What is being asked
Extract all data as written.

Records for processing

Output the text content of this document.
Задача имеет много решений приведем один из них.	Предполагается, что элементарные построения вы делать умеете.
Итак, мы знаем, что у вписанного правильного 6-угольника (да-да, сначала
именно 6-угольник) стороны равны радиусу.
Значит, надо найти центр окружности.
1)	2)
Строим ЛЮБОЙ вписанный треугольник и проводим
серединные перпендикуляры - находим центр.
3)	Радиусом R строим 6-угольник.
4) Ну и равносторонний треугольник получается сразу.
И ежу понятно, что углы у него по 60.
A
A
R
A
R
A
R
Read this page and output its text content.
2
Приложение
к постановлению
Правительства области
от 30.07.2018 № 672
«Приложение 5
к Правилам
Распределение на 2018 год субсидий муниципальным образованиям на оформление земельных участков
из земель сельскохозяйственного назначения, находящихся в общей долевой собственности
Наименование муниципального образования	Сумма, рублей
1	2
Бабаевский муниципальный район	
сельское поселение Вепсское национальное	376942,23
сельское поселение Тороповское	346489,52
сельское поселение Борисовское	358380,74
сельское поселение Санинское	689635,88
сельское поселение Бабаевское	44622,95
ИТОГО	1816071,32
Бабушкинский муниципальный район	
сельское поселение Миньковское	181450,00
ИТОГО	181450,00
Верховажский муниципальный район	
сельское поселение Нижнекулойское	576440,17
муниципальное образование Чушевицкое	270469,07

Result for this exercise
Output the text content of this document.
Задача имеет много решений приведем один из них.	Предполагается, что элементарные построения вы делать умеете.
Итак, мы знаем, что у вписанного правильного 6-угольника (да-да, сначала
именно 6-угольник) стороны равны радиусу.
Значит, надо найти центр окружности.
1)	2)
Строим ЛЮБОЙ вписанный треугольник и проводим
серединные перпендикуляры - находим центр.
3)	Радиусом R строим 6-угольник.
4) Ну и равносторонний треугольник получается сразу.
И ежу понятно, что углы у него по 60.
A
A
R
A
R
A
R
Read this page and output its text content.
2
Приложение
к постановлению
Правительства области
от 30.07.2018 № 672
«Приложение 5
к Правилам
Распределение на 2018 год субсидий муниципальным образованиям на оформление земельных участков
из земель сельскохозяйственного назначения, находящихся в общей долевой собственности
Наименование муниципального образования	Сумма, рублей
1	2
Бабаевский муниципальный район	
сельское поселение Вепсское национальное	376942,23
сельское поселение Тороповское	346489,52
сельское поселение Борисовское	358380,74
сельское поселение Санинское	689635,88
сельское поселение Бабаевское	44622,95
ИТОГО	1816071,32
Бабушкинский муниципальный район	
сельское поселение Миньковское	181450,00
ИТОГО	181450,00
Верховажский муниципальный район	
сельское поселение Нижнекулойское	576440,17
муниципальное образование Чушевицкое	270469,07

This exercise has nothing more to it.